What you need to do: Copy every line of the material below word for word.

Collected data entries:
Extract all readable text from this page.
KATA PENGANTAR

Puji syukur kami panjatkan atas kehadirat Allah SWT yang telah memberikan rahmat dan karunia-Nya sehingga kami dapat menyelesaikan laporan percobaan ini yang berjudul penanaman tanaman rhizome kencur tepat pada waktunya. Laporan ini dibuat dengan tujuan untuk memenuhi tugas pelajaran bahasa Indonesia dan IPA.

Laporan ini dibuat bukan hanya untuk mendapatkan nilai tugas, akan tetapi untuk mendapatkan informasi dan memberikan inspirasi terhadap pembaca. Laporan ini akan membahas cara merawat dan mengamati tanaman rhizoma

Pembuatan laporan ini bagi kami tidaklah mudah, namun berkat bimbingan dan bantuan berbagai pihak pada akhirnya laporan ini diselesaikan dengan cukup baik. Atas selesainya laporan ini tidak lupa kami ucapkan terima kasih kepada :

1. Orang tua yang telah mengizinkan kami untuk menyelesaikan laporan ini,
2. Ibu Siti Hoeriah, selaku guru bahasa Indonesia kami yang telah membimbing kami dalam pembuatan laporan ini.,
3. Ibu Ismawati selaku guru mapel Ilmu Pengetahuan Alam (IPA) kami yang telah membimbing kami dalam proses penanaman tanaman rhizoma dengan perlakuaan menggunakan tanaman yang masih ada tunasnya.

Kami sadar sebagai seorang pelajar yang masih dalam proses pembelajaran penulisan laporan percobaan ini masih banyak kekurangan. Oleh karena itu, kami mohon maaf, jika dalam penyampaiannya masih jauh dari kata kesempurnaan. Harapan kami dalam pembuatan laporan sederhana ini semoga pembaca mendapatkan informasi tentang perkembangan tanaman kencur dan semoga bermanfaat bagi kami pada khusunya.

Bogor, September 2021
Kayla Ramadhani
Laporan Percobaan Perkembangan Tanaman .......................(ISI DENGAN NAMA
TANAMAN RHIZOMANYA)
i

Solved exercise:
Extract all readable text from this page.
KATA PENGANTAR

Puji syukur kami panjatkan atas kehadirat Allah SWT yang telah memberikan rahmat dan karunia-Nya sehingga kami dapat menyelesaikan laporan percobaan ini yang berjudul penanaman tanaman rhizome kencur tepat pada waktunya. Laporan ini dibuat dengan tujuan untuk memenuhi tugas pelajaran bahasa Indonesia dan IPA.

Laporan ini dibuat bukan hanya untuk mendapatkan nilai tugas, akan tetapi untuk mendapatkan informasi dan memberikan inspirasi terhadap pembaca. Laporan ini akan membahas cara merawat dan mengamati tanaman rhizoma

Pembuatan laporan ini bagi kami tidaklah mudah, namun berkat bimbingan dan bantuan berbagai pihak pada akhirnya laporan ini diselesaikan dengan cukup baik. Atas selesainya laporan ini tidak lupa kami ucapkan terima kasih kepada :

1. Orang tua yang telah mengizinkan kami untuk menyelesaikan laporan ini,
2. Ibu Siti Hoeriah, selaku guru bahasa Indonesia kami yang telah membimbing kami dalam pembuatan laporan ini.,
3. Ibu Ismawati selaku guru mapel Ilmu Pengetahuan Alam (IPA) kami yang telah membimbing kami dalam proses penanaman tanaman rhizoma dengan perlakuaan menggunakan tanaman yang masih ada tunasnya.

Kami sadar sebagai seorang pelajar yang masih dalam proses pembelajaran penulisan laporan percobaan ini masih banyak kekurangan. Oleh karena itu, kami mohon maaf, jika dalam penyampaiannya masih jauh dari kata kesempurnaan. Harapan kami dalam pembuatan laporan sederhana ini semoga pembaca mendapatkan informasi tentang perkembangan tanaman kencur dan semoga bermanfaat bagi kami pada khusunya.

Bogor, September 2021
Kayla Ramadhani
Laporan Percobaan Perkembangan Tanaman .......................(ISI DENGAN NAMA
TANAMAN RHIZOMANYA)
i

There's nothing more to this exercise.